Using the data below, repeat all of it precisely.

* Data for this task:
Begin
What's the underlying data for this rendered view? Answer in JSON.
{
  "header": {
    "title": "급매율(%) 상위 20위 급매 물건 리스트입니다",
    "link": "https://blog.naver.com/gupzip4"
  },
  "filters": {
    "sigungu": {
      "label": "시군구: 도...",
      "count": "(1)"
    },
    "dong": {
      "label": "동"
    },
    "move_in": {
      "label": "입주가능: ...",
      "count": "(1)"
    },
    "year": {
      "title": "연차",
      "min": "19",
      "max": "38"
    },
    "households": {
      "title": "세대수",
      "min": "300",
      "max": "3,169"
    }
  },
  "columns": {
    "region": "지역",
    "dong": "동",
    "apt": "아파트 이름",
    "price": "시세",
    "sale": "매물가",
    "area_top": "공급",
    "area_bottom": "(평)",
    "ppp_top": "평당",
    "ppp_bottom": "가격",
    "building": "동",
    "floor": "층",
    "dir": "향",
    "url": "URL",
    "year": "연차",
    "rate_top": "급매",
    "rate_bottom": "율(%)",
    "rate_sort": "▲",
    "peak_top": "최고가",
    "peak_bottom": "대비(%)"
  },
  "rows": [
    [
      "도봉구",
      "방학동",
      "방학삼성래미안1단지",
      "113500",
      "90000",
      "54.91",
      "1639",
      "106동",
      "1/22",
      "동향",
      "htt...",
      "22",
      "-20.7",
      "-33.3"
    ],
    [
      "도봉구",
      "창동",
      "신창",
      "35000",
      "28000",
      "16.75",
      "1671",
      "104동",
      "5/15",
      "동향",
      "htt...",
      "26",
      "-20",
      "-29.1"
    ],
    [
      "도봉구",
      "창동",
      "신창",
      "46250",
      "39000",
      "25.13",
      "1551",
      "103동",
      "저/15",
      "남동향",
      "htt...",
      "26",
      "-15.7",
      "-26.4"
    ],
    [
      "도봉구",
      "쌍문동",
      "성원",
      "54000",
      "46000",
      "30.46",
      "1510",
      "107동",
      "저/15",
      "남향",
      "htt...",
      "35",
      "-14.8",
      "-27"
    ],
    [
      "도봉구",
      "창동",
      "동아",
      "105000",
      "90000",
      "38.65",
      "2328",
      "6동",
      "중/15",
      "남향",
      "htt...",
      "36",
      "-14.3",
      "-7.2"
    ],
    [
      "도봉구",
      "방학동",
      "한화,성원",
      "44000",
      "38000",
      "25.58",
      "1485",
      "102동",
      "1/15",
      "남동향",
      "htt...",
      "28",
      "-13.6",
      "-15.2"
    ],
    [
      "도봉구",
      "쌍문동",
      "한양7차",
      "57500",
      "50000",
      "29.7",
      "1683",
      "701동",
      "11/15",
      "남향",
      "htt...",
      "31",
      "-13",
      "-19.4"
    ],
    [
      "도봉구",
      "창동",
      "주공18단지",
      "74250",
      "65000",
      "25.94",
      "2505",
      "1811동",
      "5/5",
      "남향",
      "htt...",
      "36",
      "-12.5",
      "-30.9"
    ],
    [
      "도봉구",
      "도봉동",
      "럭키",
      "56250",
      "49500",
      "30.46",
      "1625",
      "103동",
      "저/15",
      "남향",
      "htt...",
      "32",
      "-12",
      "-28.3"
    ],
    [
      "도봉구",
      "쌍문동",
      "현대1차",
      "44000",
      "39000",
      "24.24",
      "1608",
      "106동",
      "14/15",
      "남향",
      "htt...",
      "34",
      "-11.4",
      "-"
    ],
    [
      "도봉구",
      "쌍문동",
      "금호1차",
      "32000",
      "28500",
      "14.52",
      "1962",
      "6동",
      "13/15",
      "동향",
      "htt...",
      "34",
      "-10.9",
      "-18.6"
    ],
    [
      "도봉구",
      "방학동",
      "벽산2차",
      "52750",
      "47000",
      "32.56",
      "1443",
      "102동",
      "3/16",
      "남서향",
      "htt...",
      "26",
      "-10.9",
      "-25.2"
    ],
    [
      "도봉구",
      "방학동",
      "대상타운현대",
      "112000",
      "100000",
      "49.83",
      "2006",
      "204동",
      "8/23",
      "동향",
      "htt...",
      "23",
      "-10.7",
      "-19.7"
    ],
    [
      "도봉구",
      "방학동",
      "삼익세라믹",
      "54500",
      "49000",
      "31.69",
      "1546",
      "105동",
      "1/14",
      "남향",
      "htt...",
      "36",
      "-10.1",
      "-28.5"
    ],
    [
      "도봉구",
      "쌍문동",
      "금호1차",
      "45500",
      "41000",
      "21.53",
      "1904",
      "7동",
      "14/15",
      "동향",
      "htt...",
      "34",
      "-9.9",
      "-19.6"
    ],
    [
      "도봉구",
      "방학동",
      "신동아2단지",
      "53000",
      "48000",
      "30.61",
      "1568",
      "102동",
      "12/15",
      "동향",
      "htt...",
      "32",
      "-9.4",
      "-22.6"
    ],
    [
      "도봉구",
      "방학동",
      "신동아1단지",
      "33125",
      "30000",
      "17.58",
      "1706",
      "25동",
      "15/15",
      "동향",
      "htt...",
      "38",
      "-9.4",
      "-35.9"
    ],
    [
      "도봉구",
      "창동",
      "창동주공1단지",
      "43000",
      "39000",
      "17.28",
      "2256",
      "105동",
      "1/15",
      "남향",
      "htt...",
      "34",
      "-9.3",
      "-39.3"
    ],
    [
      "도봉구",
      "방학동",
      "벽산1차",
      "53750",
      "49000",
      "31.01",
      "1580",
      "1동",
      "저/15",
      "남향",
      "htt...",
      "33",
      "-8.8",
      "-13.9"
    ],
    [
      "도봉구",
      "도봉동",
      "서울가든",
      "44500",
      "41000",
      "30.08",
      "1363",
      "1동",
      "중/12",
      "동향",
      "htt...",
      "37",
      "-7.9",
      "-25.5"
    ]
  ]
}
End
* Solution:
What's the underlying data for this rendered view? Answer in JSON.
{
  "header": {
    "title": "급매율(%) 상위 20위 급매 물건 리스트입니다",
    "link": "https://blog.naver.com/gupzip4"
  },
  "filters": {
    "sigungu": {
      "label": "시군구: 도...",
      "count": "(1)"
    },
    "dong": {
      "label": "동"
    },
    "move_in": {
      "label": "입주가능: ...",
      "count": "(1)"
    },
    "year": {
      "title": "연차",
      "min": "19",
      "max": "38"
    },
    "households": {
      "title": "세대수",
      "min": "300",
      "max": "3,169"
    }
  },
  "columns": {
    "region": "지역",
    "dong": "동",
    "apt": "아파트 이름",
    "price": "시세",
    "sale": "매물가",
    "area_top": "공급",
    "area_bottom": "(평)",
    "ppp_top": "평당",
    "ppp_bottom": "가격",
    "building": "동",
    "floor": "층",
    "dir": "향",
    "url": "URL",
    "year": "연차",
    "rate_top": "급매",
    "rate_bottom": "율(%)",
    "rate_sort": "▲",
    "peak_top": "최고가",
    "peak_bottom": "대비(%)"
  },
  "rows": [
    [
      "도봉구",
      "방학동",
      "방학삼성래미안1단지",
      "113500",
      "90000",
      "54.91",
      "1639",
      "106동",
      "1/22",
      "동향",
      "htt...",
      "22",
      "-20.7",
      "-33.3"
    ],
    [
      "도봉구",
      "창동",
      "신창",
      "35000",
      "28000",
      "16.75",
      "1671",
      "104동",
      "5/15",
      "동향",
      "htt...",
      "26",
      "-20",
      "-29.1"
    ],
    [
      "도봉구",
      "창동",
      "신창",
      "46250",
      "39000",
      "25.13",
      "1551",
      "103동",
      "저/15",
      "남동향",
      "htt...",
      "26",
      "-15.7",
      "-26.4"
    ],
    [
      "도봉구",
      "쌍문동",
      "성원",
      "54000",
      "46000",
      "30.46",
      "1510",
      "107동",
      "저/15",
      "남향",
      "htt...",
      "35",
      "-14.8",
      "-27"
    ],
    [
      "도봉구",
      "창동",
      "동아",
      "105000",
      "90000",
      "38.65",
      "2328",
      "6동",
      "중/15",
      "남향",
      "htt...",
      "36",
      "-14.3",
      "-7.2"
    ],
    [
      "도봉구",
      "방학동",
      "한화,성원",
      "44000",
      "38000",
      "25.58",
      "1485",
      "102동",
      "1/15",
      "남동향",
      "htt...",
      "28",
      "-13.6",
      "-15.2"
    ],
    [
      "도봉구",
      "쌍문동",
      "한양7차",
      "57500",
      "50000",
      "29.7",
      "1683",
      "701동",
      "11/15",
      "남향",
      "htt...",
      "31",
      "-13",
      "-19.4"
    ],
    [
      "도봉구",
      "창동",
      "주공18단지",
      "74250",
      "65000",
      "25.94",
      "2505",
      "1811동",
      "5/5",
      "남향",
      "htt...",
      "36",
      "-12.5",
      "-30.9"
    ],
    [
      "도봉구",
      "도봉동",
      "럭키",
      "56250",
      "49500",
      "30.46",
      "1625",
      "103동",
      "저/15",
      "남향",
      "htt...",
      "32",
      "-12",
      "-28.3"
    ],
    [
      "도봉구",
      "쌍문동",
      "현대1차",
      "44000",
      "39000",
      "24.24",
      "1608",
      "106동",
      "14/15",
      "남향",
      "htt...",
      "34",
      "-11.4",
      "-"
    ],
    [
      "도봉구",
      "쌍문동",
      "금호1차",
      "32000",
      "28500",
      "14.52",
      "1962",
      "6동",
      "13/15",
      "동향",
      "htt...",
      "34",
      "-10.9",
      "-18.6"
    ],
    [
      "도봉구",
      "방학동",
      "벽산2차",
      "52750",
      "47000",
      "32.56",
      "1443",
      "102동",
      "3/16",
      "남서향",
      "htt...",
      "26",
      "-10.9",
      "-25.2"
    ],
    [
      "도봉구",
      "방학동",
      "대상타운현대",
      "112000",
      "100000",
      "49.83",
      "2006",
      "204동",
      "8/23",
      "동향",
      "htt...",
      "23",
      "-10.7",
      "-19.7"
    ],
    [
      "도봉구",
      "방학동",
      "삼익세라믹",
      "54500",
      "49000",
      "31.69",
      "1546",
      "105동",
      "1/14",
      "남향",
      "htt...",
      "36",
      "-10.1",
      "-28.5"
    ],
    [
      "도봉구",
      "쌍문동",
      "금호1차",
      "45500",
      "41000",
      "21.53",
      "1904",
      "7동",
      "14/15",
      "동향",
      "htt...",
      "34",
      "-9.9",
      "-19.6"
    ],
    [
      "도봉구",
      "방학동",
      "신동아2단지",
      "53000",
      "48000",
      "30.61",
      "1568",
      "102동",
      "12/15",
      "동향",
      "htt...",
      "32",
      "-9.4",
      "-22.6"
    ],
    [
      "도봉구",
      "방학동",
      "신동아1단지",
      "33125",
      "30000",
      "17.58",
      "1706",
      "25동",
      "15/15",
      "동향",
      "htt...",
      "38",
      "-9.4",
      "-35.9"
    ],
    [
      "도봉구",
      "창동",
      "창동주공1단지",
      "43000",
      "39000",
      "17.28",
      "2256",
      "105동",
      "1/15",
      "남향",
      "htt...",
      "34",
      "-9.3",
      "-39.3"
    ],
    [
      "도봉구",
      "방학동",
      "벽산1차",
      "53750",
      "49000",
      "31.01",
      "1580",
      "1동",
      "저/15",
      "남향",
      "htt...",
      "33",
      "-8.8",
      "-13.9"
    ],
    [
      "도봉구",
      "도봉동",
      "서울가든",
      "44500",
      "41000",
      "30.08",
      "1363",
      "1동",
      "중/12",
      "동향",
      "htt...",
      "37",
      "-7.9",
      "-25.5"
    ]
  ]
}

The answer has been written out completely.